What you should do:
Each line that contains the word "JSON" counts once; give the total for the records below and nothing else.

Supplied material:
"""
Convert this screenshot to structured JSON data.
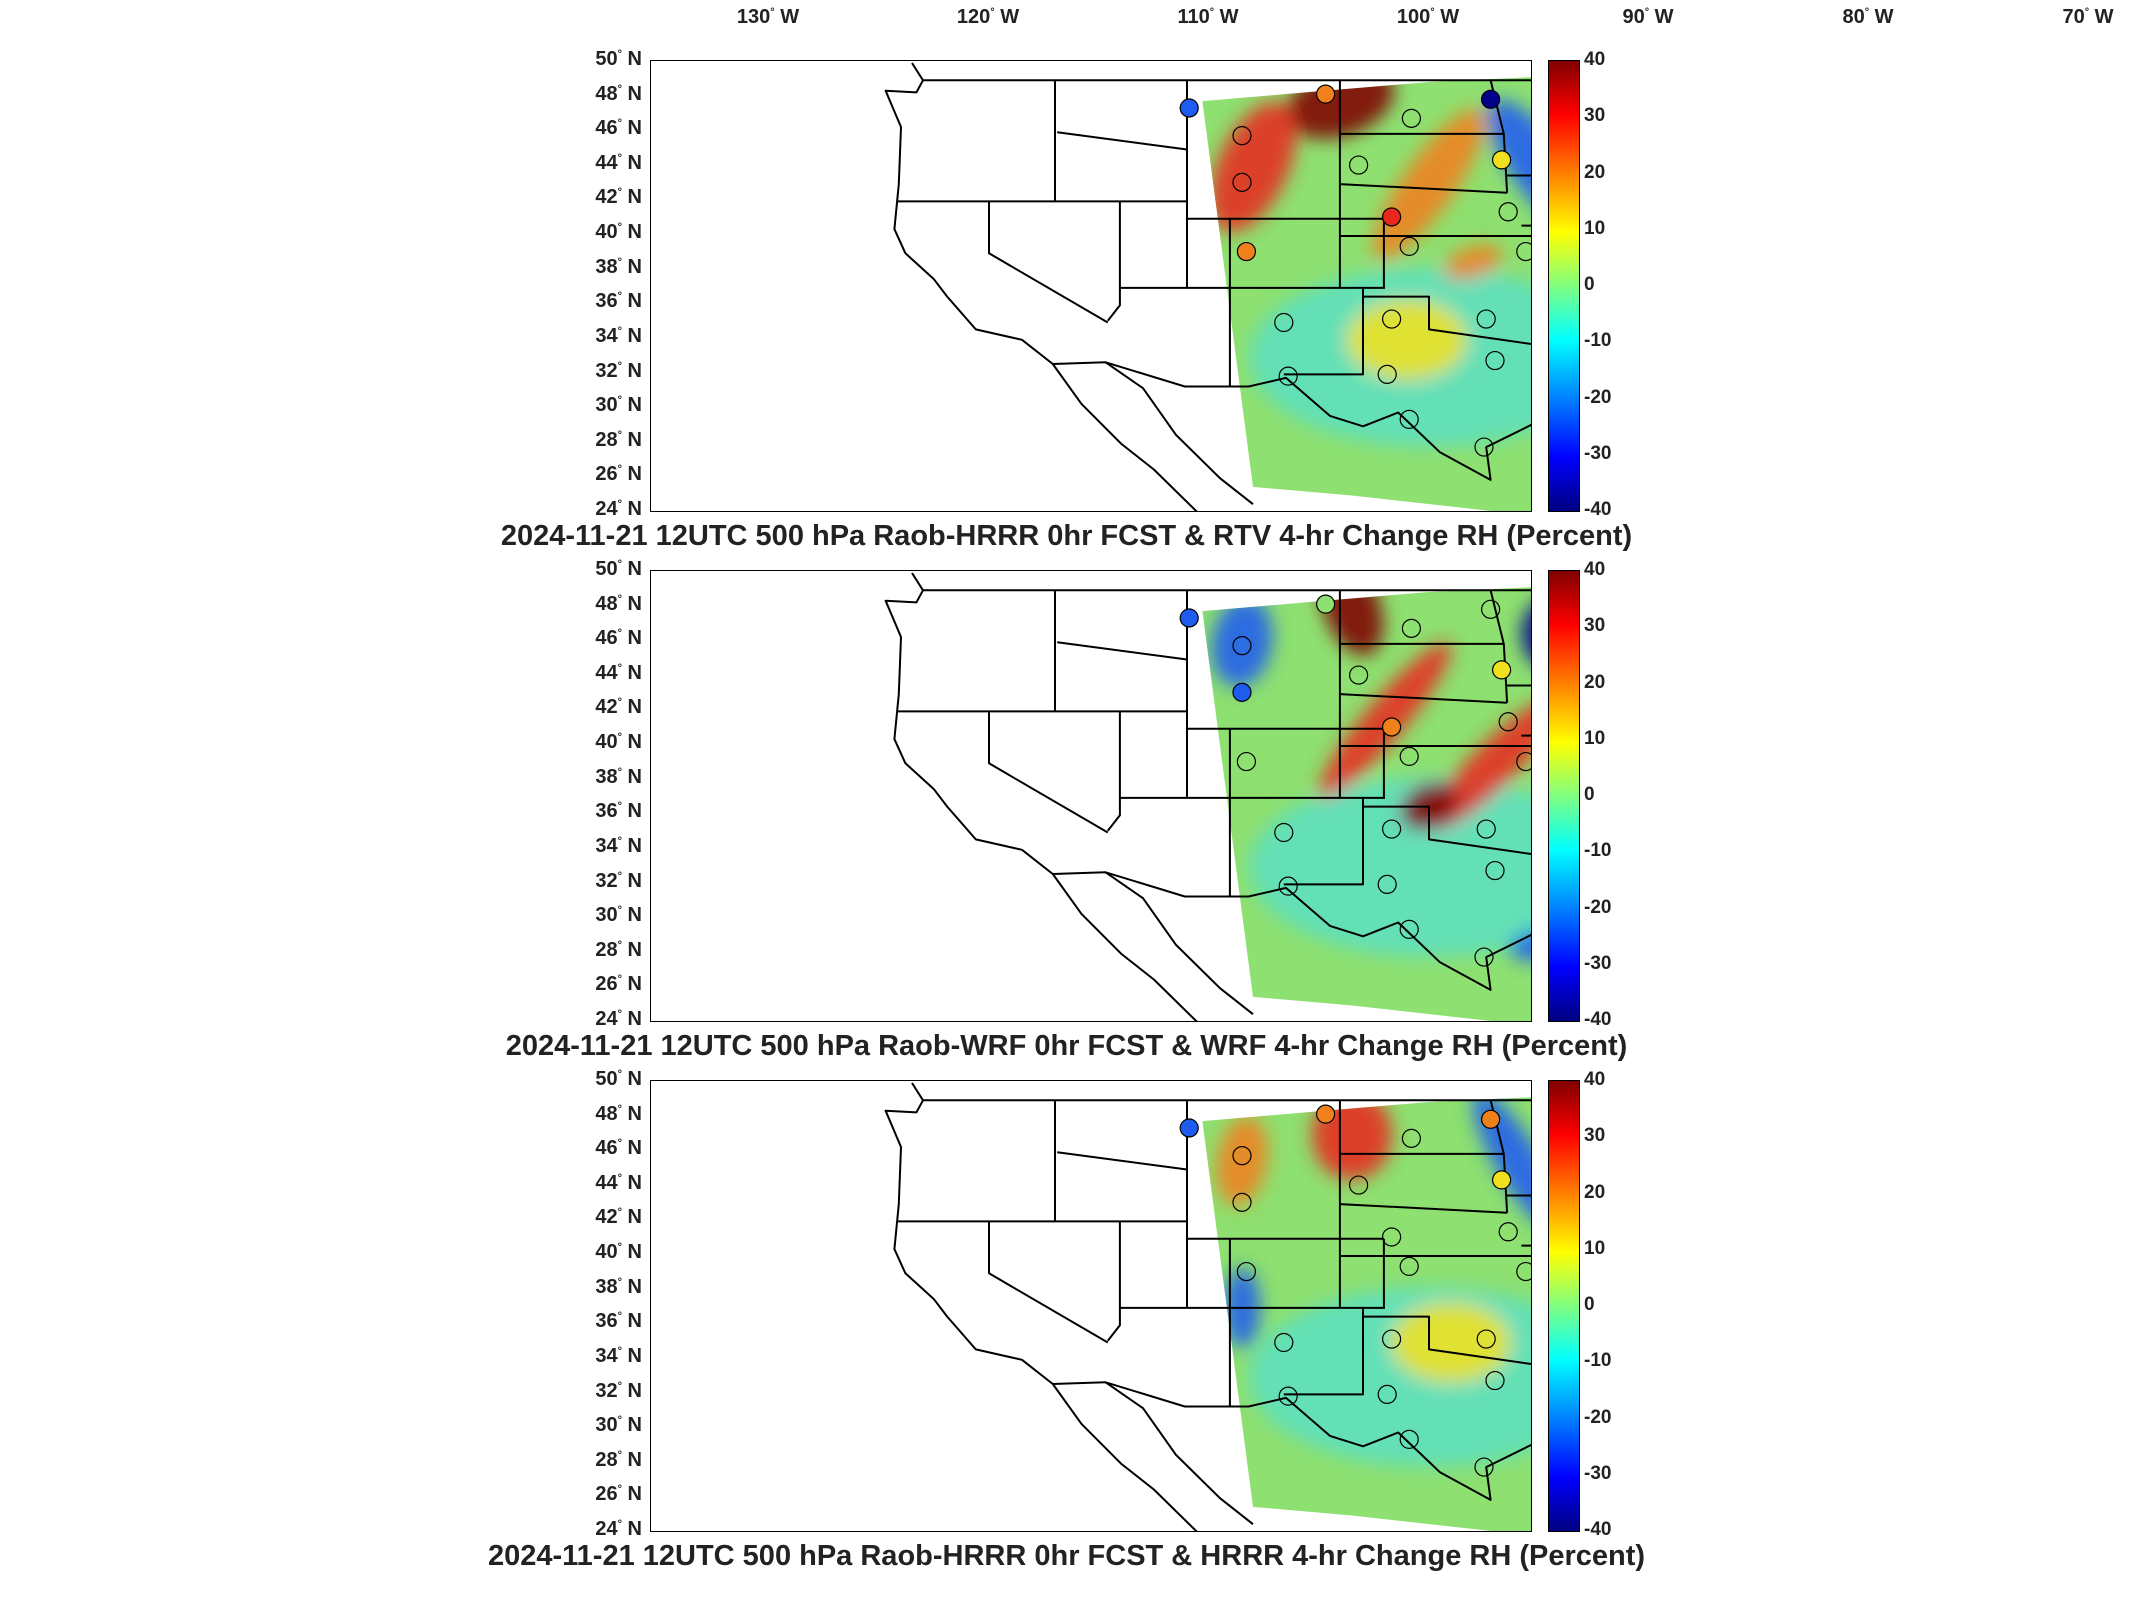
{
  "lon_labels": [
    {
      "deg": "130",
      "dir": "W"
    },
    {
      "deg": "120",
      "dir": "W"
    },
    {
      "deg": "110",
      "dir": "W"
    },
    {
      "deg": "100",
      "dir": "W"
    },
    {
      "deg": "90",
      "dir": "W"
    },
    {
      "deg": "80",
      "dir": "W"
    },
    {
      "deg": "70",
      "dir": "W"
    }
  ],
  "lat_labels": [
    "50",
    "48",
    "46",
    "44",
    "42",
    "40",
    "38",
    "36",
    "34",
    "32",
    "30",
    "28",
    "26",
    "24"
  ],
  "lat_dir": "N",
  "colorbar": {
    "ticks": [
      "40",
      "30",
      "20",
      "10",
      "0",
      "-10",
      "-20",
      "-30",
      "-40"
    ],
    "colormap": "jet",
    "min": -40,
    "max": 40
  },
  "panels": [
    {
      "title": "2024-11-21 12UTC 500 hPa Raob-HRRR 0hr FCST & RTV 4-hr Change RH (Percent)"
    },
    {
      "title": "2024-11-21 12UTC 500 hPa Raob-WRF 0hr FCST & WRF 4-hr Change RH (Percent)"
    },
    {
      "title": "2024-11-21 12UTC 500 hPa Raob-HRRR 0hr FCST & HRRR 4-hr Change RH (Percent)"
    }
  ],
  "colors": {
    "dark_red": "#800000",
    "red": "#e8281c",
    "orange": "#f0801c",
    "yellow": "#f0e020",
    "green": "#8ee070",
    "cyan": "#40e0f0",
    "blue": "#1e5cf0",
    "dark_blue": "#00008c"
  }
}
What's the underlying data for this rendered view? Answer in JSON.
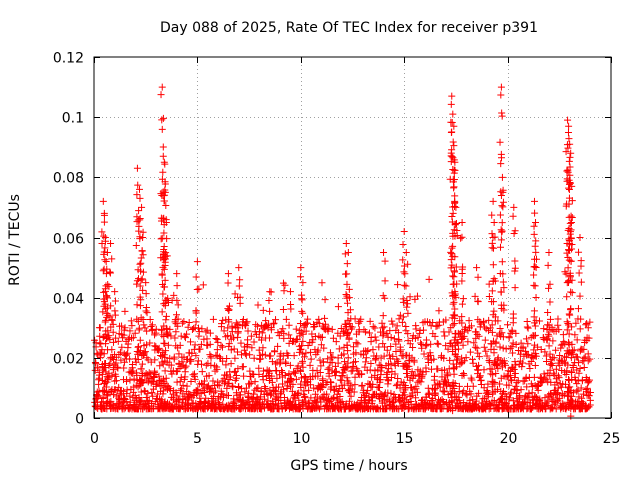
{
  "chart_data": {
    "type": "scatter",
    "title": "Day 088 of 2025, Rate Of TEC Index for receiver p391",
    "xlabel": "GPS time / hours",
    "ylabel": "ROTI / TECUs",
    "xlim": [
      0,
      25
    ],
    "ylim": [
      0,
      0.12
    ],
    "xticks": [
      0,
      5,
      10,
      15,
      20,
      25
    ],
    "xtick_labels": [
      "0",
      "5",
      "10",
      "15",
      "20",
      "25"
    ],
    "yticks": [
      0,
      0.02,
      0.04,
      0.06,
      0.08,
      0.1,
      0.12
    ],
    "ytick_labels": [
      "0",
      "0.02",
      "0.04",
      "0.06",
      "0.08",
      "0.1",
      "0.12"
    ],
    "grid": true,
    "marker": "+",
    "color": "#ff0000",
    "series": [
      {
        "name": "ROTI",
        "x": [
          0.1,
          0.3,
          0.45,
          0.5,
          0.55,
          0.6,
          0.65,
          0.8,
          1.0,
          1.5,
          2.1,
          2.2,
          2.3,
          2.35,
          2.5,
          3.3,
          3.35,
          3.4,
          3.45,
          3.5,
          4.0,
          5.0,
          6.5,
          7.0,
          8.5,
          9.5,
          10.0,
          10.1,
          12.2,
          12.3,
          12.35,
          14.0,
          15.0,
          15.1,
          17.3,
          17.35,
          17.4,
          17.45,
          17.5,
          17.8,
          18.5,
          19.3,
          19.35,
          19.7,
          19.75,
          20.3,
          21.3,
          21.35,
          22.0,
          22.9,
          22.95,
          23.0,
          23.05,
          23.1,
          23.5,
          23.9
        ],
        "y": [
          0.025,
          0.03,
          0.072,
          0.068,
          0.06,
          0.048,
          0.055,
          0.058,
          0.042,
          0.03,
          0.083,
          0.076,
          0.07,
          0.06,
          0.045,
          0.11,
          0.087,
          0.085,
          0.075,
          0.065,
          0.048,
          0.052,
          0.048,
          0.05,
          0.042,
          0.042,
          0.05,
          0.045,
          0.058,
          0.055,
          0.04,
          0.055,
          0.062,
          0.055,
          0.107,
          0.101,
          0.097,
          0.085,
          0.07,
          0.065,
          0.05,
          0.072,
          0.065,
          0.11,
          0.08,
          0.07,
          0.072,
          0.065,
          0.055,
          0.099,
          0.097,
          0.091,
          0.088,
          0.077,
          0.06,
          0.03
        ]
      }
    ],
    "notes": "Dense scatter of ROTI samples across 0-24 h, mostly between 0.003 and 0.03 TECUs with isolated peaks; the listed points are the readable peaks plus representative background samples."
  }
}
"""
Result for this task:
2